*Problems:*
**a)** List every file path that the SFrame patch text gives under "5 Files Affected".
**b)** In the SFrame patch text, what does using a full-blown dwarf expression parser allow for?

*Passage:*
Author: None (Sterling-Augustine)

Changes

Some cfi_escape directives don't affect sframe unwind info, some do. Detect those cases appropriately, following gnu-gas for most cases.

Using a full-blown dwarf expression parser allows for somewhat more precise error detection than other sframe implementations. So this code is less conservative for long and more involved expressions. It could be made even more permissive.


Full diff: https://github.com/llvm/llvm-project/pull/161927.diff

5 Files Affected:

  • (modified) llvm/lib/MC/CMakeLists.txt (+2-1)
  • (modified) llvm/lib/MC/MCSFrame.cpp (+147-2)
  • (added) llvm/test/MC/ELF/cfi-sframe-cfi-escape-errors.s (+37)
  • (added) llvm/test/MC/ELF/cfi-sframe-cfi-escape.s (+43)
  • (modified) utils/bazel/llvm-project-overlay/llvm/BUILD.bazel (+1)
diff --git a/llvm/lib/MC/CMakeLists.txt b/llvm/lib/MC/CMakeLists.txt
index 1e1d0a6d00601..70c4577aeec0a 100644
--- a/llvm/lib/MC/CMakeLists.txt
+++ b/llvm/lib/MC/CMakeLists.txt
@@ -73,9 +73,10 @@ add_llvm_component_library(LLVMMC
   ${LLVM_MAIN_INCLUDE_DIR}/llvm/MC
 
   LINK_COMPONENTS
+  BinaryFormat
+  DebugInfoDWARFLowLevel
   Support
   TargetParser
-  BinaryFormat
 
   DEPENDS
   intrinsics_gen
diff --git a/llvm/lib/MC/MCSFrame.cpp b/llvm/lib/MC/MCSFrame.cpp
index d6fa54c087ca3..c00262471f123 100644
--- a/llvm/lib/MC/MCSFrame.cpp
+++ b/llvm/lib/MC/MCSFrame.cpp
@@ -8,6 +8,8 @@
 
 #include "llvm/MC/MCSFrame.h"
 #include "llvm/BinaryFormat/SFrame.h"
+#include "llvm/DebugInfo/DWARF/LowLevel/DWARFCFIProgram.h"
+#include "llvm/DebugInfo/DWARF/LowLevel/DWARFDataExtractorSimple.h"
 #include "llvm/MC/MCAsmInfo.h"
 #include "llvm/MC/MCContext.h"
 #include "llvm/MC/MCObjectFileInfo.h"
@@ -211,6 +213,148 @@ class SFrameEmitterImpl {
     return true;
   }
 
+  // Technically, the escape data could be anything, but it is commonly a dwarf
+  // CFI program. Even then, it could contain an arbitrarily complicated Dwarf
+  // expression. Following gnu-gas, look for certain common cases that could
+  // invalidate an FDE, emit a warning for those sequences, and don't generate
+  // an FDE in those cases. Allow any that are known safe. It is likely that
+  // more thorough test cases could refine this code, but it handles the most
+  // important ones compatibly with gas.
+  bool IsCFIEscapeSafe(SFrameFDE &FDE, const SFrameFRE &FRE,
+                       const MCCFIInstruction &CFI) {
+    const MCAsmInfo *AI = Streamer.getContext().getAsmInfo();
+    DWARFDataExtractorSimple data(CFI.getValues(), AI->isLittleEndian(),
+                                  AI->getCodePointerSize());
+
+    // Normally, both alignment factors are extracted from the enclosing Dwarf
+    // FDE or CIE. We don't have one here. Alignments are used for scaling
+    // factors for ops like CFA_def_cfa_offset_sf. But this particular function
+    // is only interested in registers.

*Provided material:*
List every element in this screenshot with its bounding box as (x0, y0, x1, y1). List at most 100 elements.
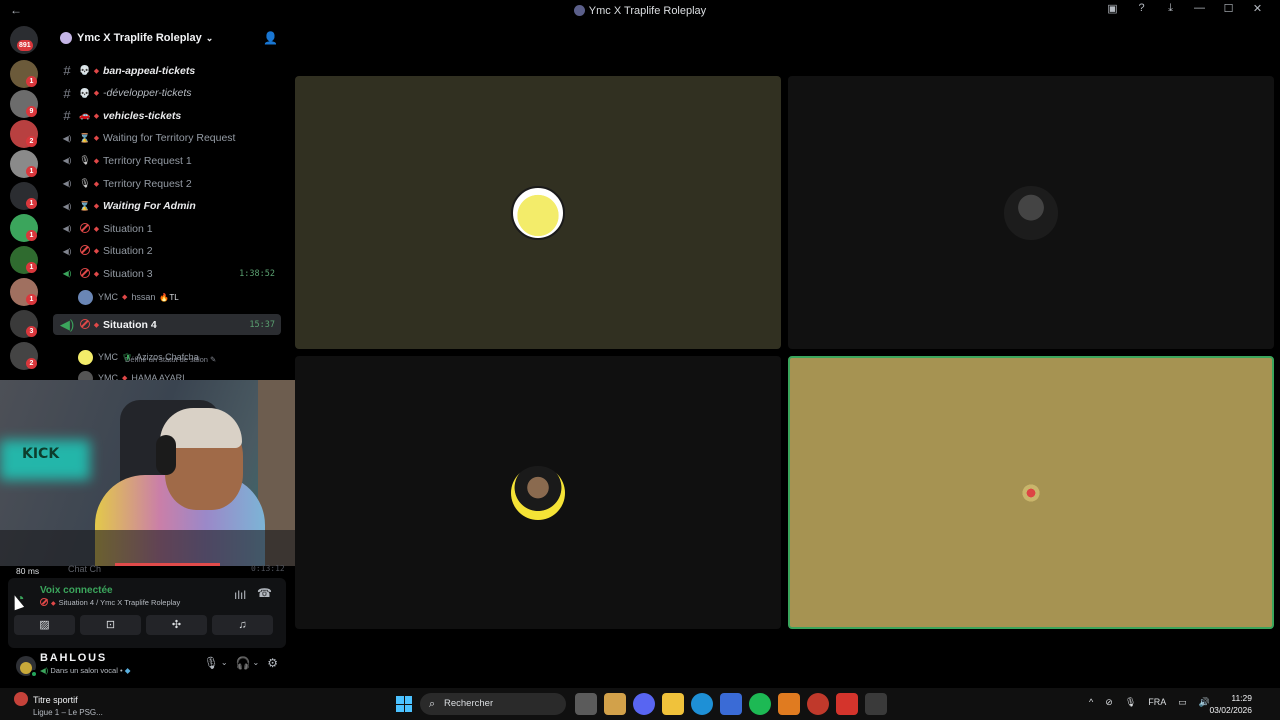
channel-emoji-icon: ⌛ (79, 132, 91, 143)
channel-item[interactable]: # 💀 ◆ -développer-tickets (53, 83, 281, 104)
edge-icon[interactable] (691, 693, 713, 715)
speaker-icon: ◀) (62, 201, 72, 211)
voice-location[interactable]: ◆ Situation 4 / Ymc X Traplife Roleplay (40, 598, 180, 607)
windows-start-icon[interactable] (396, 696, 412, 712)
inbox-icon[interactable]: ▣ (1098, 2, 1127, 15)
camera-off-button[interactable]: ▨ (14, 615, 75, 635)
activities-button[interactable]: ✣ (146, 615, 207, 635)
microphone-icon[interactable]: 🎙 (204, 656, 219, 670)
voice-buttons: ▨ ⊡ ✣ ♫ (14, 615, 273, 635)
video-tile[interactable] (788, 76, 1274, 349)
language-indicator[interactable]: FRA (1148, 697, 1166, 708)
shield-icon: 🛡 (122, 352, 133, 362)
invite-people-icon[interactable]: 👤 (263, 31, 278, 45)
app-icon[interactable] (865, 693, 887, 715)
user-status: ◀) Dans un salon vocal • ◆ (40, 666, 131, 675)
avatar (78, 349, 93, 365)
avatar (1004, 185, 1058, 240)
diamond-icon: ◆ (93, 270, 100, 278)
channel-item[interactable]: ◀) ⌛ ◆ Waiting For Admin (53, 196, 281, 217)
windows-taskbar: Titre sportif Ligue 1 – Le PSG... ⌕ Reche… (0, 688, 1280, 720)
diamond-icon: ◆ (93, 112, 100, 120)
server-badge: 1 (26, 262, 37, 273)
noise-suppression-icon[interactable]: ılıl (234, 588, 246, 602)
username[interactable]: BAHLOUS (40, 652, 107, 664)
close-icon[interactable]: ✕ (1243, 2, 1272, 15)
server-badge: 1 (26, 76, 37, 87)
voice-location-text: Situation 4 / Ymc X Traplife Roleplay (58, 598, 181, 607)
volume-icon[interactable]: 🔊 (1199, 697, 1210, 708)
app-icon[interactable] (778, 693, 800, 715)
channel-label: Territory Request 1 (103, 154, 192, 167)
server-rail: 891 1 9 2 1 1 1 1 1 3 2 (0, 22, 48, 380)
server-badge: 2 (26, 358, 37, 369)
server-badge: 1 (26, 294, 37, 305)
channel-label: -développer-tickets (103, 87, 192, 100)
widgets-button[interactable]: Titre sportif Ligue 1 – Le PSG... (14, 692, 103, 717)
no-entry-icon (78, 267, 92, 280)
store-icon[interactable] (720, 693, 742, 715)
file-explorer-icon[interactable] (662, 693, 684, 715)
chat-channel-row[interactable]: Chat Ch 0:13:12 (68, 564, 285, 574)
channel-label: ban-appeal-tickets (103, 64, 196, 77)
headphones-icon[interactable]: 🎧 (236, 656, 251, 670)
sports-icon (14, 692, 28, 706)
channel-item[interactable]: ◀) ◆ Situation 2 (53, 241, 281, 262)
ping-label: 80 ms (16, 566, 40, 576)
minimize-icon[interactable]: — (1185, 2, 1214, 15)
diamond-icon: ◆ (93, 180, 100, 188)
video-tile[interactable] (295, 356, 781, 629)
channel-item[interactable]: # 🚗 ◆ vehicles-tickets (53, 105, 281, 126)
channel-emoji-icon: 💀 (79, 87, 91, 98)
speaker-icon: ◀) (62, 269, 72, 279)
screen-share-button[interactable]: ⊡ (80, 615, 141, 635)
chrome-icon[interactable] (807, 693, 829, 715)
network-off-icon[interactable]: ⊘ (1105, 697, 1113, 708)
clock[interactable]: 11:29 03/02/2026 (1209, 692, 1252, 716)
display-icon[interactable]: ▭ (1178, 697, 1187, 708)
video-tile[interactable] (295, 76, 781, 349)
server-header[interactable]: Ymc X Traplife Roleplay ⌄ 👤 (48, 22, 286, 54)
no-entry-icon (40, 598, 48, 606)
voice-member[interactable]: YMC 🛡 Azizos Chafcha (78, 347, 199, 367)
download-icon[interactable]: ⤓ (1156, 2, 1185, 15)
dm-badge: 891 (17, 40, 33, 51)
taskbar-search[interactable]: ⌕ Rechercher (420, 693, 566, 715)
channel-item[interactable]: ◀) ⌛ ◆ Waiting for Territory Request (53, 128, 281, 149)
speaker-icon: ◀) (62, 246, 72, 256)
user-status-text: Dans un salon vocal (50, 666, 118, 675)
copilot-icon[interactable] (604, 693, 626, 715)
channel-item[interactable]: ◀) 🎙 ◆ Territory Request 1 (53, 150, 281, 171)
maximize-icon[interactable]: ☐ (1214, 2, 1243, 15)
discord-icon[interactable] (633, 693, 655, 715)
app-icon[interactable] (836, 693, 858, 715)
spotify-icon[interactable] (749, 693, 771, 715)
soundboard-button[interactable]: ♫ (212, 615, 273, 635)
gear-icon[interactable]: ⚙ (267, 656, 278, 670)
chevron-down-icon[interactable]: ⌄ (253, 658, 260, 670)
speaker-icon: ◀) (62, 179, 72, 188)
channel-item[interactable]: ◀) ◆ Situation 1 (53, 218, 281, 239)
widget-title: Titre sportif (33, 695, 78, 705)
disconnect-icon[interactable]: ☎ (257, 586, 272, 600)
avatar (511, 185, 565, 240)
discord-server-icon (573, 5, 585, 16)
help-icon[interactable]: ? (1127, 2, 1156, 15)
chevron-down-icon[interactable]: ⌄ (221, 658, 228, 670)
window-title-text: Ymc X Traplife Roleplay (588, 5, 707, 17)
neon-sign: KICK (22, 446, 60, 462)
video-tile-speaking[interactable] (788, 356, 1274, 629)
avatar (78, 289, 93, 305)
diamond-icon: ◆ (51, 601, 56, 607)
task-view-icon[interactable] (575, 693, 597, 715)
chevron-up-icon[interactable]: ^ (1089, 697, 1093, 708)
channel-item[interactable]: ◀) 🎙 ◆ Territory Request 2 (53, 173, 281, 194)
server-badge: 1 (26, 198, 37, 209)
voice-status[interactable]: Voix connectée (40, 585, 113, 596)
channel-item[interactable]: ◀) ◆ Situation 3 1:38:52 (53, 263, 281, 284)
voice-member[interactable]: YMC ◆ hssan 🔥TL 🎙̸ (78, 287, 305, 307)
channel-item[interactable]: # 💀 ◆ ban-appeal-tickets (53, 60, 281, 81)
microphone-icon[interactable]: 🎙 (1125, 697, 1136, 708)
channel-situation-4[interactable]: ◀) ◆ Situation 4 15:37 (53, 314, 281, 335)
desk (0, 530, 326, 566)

*Answer set:*
**a)**
llvm/lib/MC/CMakeLists.txt
llvm/lib/MC/MCSFrame.cpp
llvm/test/MC/ELF/cfi-sframe-cfi-escape-errors.s
llvm/test/MC/ELF/cfi-sframe-cfi-escape.s
utils/bazel/llvm-project-overlay/llvm/BUILD.bazel

**b)** Somewhat more precise error detection than other sframe implementations.